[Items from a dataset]
- - -

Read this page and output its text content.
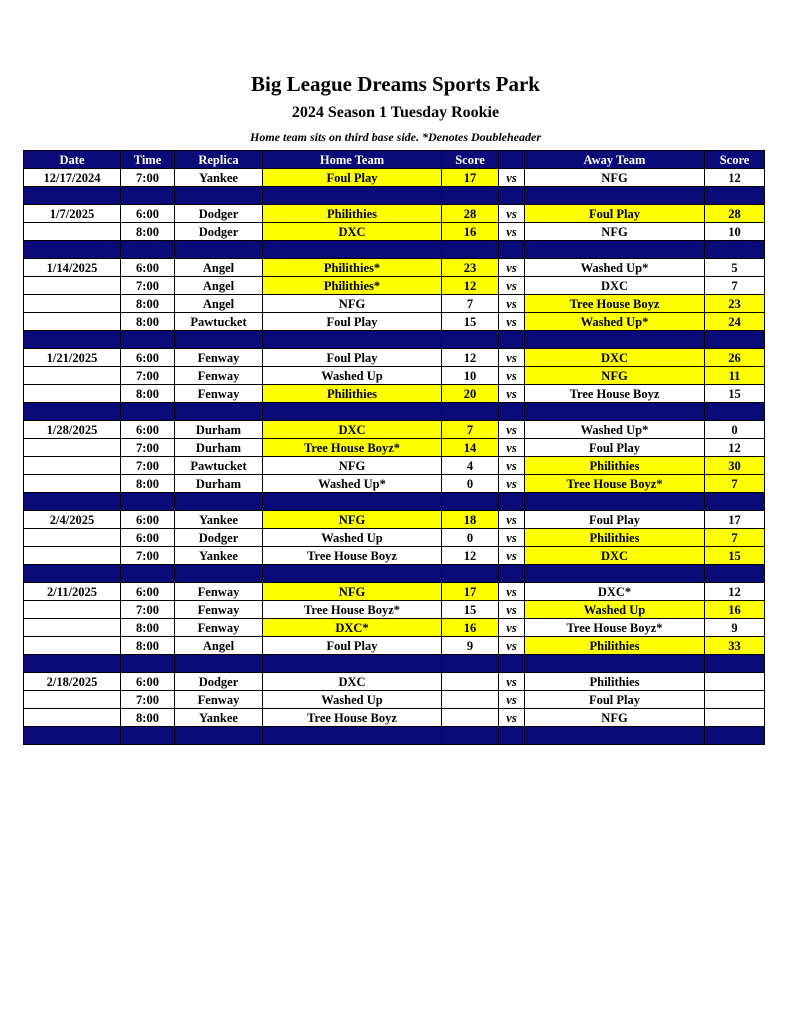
Big League Dreams Sports Park
2024 Season 1 Tuesday Rookie
Home team sits on third base side. *Denotes Doubleheader
Date	Time	Replica	Home Team	Score		Away Team	Score
12/17/2024	7:00	Yankee	Foul Play	17	vs	NFG	12

1/7/2025	6:00	Dodger	Philithies	28	vs	Foul Play	28
	8:00	Dodger	DXC	16	vs	NFG	10

1/14/2025	6:00	Angel	Philithies*	23	vs	Washed Up*	5
	7:00	Angel	Philithies*	12	vs	DXC	7
	8:00	Angel	NFG	7	vs	Tree House Boyz	23
	8:00	Pawtucket	Foul Play	15	vs	Washed Up*	24

1/21/2025	6:00	Fenway	Foul Play	12	vs	DXC	26
	7:00	Fenway	Washed Up	10	vs	NFG	11
	8:00	Fenway	Philithies	20	vs	Tree House Boyz	15

1/28/2025	6:00	Durham	DXC	7	vs	Washed Up*	0
	7:00	Durham	Tree House Boyz*	14	vs	Foul Play	12
	7:00	Pawtucket	NFG	4	vs	Philithies	30
	8:00	Durham	Washed Up*	0	vs	Tree House Boyz*	7

2/4/2025	6:00	Yankee	NFG	18	vs	Foul Play	17
	6:00	Dodger	Washed Up	0	vs	Philithies	7
	7:00	Yankee	Tree House Boyz	12	vs	DXC	15

2/11/2025	6:00	Fenway	NFG	17	vs	DXC*	12
	7:00	Fenway	Tree House Boyz*	15	vs	Washed Up	16
	8:00	Fenway	DXC*	16	vs	Tree House Boyz*	9
	8:00	Angel	Foul Play	9	vs	Philithies	33

2/18/2025	6:00	Dodger	DXC		vs	Philithies	
	7:00	Fenway	Washed Up		vs	Foul Play	
	8:00	Yankee	Tree House Boyz		vs	NFG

- - -

What needs to be done = Take the listing above and print it exactly, apart from the pictures.

Completed exercise =
Read this page and output its text content.
Big League Dreams Sports Park
2024 Season 1 Tuesday Rookie
Home team sits on third base side. *Denotes Doubleheader
Date	Time	Replica	Home Team	Score		Away Team	Score
12/17/2024	7:00	Yankee	Foul Play	17	vs	NFG	12

1/7/2025	6:00	Dodger	Philithies	28	vs	Foul Play	28
	8:00	Dodger	DXC	16	vs	NFG	10

1/14/2025	6:00	Angel	Philithies*	23	vs	Washed Up*	5
	7:00	Angel	Philithies*	12	vs	DXC	7
	8:00	Angel	NFG	7	vs	Tree House Boyz	23
	8:00	Pawtucket	Foul Play	15	vs	Washed Up*	24

1/21/2025	6:00	Fenway	Foul Play	12	vs	DXC	26
	7:00	Fenway	Washed Up	10	vs	NFG	11
	8:00	Fenway	Philithies	20	vs	Tree House Boyz	15

1/28/2025	6:00	Durham	DXC	7	vs	Washed Up*	0
	7:00	Durham	Tree House Boyz*	14	vs	Foul Play	12
	7:00	Pawtucket	NFG	4	vs	Philithies	30
	8:00	Durham	Washed Up*	0	vs	Tree House Boyz*	7

2/4/2025	6:00	Yankee	NFG	18	vs	Foul Play	17
	6:00	Dodger	Washed Up	0	vs	Philithies	7
	7:00	Yankee	Tree House Boyz	12	vs	DXC	15

2/11/2025	6:00	Fenway	NFG	17	vs	DXC*	12
	7:00	Fenway	Tree House Boyz*	15	vs	Washed Up	16
	8:00	Fenway	DXC*	16	vs	Tree House Boyz*	9
	8:00	Angel	Foul Play	9	vs	Philithies	33

2/18/2025	6:00	Dodger	DXC		vs	Philithies	
	7:00	Fenway	Washed Up		vs	Foul Play	
	8:00	Yankee	Tree House Boyz		vs	NFG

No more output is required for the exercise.